Please report every line from the material that contains the word "鸟的天堂".

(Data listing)
-=-=-=-=-

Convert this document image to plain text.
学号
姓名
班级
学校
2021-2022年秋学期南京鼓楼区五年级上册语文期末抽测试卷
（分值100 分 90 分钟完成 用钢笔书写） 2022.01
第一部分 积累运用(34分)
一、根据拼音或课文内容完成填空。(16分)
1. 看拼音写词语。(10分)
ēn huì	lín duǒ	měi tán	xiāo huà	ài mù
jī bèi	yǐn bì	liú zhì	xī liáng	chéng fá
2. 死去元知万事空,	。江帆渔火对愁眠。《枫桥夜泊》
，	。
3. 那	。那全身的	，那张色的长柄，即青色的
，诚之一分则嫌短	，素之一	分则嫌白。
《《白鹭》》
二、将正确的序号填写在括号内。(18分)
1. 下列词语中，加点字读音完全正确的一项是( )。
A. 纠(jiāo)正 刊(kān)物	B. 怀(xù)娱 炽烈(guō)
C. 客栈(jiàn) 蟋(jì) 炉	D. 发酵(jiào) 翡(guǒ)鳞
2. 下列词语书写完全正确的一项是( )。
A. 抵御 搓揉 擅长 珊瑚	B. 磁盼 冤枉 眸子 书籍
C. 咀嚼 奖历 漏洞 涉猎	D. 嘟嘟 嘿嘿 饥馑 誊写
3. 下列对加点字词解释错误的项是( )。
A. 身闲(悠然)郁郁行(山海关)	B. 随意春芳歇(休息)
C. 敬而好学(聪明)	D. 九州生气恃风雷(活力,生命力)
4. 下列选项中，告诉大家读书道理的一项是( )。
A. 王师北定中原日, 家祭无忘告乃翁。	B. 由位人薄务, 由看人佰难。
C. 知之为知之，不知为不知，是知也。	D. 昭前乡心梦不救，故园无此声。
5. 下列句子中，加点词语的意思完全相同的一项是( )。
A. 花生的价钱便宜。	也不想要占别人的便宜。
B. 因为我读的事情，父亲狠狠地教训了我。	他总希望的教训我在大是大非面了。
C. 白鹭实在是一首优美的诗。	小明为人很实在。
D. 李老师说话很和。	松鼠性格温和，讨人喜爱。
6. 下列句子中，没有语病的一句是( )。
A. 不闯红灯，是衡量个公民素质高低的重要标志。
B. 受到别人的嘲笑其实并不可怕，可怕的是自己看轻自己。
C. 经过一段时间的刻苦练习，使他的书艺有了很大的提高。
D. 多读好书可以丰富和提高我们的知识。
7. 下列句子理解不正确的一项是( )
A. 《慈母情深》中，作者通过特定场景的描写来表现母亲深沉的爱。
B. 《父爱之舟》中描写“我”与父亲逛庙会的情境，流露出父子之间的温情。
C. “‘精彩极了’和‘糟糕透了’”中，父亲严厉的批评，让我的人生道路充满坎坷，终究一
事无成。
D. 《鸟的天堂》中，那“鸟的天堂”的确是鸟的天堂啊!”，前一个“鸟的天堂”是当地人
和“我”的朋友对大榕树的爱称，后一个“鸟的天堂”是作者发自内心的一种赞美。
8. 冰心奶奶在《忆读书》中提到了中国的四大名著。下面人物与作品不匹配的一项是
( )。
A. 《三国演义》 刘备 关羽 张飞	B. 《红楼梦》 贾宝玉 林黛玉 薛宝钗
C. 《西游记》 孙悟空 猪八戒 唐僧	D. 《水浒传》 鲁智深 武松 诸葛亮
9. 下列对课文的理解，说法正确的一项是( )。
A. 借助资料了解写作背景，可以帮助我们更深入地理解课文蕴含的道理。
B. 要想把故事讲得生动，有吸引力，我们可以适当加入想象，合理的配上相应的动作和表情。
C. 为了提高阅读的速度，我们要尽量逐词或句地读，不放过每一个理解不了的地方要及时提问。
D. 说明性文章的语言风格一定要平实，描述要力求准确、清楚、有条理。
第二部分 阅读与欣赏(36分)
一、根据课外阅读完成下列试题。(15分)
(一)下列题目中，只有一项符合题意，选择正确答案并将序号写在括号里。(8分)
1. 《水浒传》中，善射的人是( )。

-=-=-=-=-

### THE SOLUTION:
D. 《鸟的天堂》中，那“鸟的天堂”的确是鸟的天堂啊!”，前一个“鸟的天堂”是当地人
和“我”的朋友对大榕树的爱称，后一个“鸟的天堂”是作者发自内心的一种赞美。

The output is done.